### WORK REQUIRED:
Report the count of lines below in which the string "тематики" occurs; include nothing else.

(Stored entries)
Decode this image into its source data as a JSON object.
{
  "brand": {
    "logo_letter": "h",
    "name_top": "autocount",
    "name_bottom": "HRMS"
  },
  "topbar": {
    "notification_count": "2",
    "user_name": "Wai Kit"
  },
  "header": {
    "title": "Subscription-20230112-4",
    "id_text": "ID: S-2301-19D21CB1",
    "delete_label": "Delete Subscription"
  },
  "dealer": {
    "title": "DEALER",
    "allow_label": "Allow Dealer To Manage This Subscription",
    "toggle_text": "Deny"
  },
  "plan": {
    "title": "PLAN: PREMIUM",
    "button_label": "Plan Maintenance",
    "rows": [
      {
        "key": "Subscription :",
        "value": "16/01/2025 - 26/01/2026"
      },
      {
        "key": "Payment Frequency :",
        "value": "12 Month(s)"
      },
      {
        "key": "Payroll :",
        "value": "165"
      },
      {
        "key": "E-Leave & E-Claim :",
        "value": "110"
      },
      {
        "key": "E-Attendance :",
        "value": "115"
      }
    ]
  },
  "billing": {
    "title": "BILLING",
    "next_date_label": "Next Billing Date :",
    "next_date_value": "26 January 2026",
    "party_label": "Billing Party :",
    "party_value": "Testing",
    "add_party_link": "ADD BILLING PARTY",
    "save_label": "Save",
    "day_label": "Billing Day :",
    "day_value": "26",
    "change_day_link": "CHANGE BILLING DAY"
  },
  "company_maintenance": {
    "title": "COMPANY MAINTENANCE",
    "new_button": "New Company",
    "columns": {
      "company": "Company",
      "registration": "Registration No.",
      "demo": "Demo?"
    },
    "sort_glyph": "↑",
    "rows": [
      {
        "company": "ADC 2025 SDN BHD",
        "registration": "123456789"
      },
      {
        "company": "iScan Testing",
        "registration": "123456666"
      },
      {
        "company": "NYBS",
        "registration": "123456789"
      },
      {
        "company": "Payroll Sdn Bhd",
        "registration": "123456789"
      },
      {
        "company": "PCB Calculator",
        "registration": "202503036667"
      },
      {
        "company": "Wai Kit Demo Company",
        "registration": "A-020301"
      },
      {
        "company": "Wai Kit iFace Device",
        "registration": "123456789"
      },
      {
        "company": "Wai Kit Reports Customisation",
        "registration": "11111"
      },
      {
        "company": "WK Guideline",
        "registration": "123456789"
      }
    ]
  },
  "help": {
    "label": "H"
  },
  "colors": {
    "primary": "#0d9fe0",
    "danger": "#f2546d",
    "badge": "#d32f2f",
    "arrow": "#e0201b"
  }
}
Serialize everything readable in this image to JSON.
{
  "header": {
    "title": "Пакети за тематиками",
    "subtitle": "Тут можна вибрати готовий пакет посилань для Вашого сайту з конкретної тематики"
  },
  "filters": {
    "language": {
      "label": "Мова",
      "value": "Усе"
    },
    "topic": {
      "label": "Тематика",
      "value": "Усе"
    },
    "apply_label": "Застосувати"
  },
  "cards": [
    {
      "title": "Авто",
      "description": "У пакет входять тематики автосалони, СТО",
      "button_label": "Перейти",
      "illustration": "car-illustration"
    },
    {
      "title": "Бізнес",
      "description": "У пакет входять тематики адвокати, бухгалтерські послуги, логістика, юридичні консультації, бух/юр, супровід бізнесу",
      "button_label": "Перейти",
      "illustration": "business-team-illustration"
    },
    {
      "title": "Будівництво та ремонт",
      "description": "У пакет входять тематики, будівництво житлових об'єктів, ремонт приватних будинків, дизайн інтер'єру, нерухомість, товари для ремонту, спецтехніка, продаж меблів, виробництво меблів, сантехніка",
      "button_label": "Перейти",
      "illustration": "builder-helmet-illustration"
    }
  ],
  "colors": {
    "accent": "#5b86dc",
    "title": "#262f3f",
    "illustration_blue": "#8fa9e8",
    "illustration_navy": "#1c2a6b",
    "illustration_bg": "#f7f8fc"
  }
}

### EXPECTED ANSWER:
4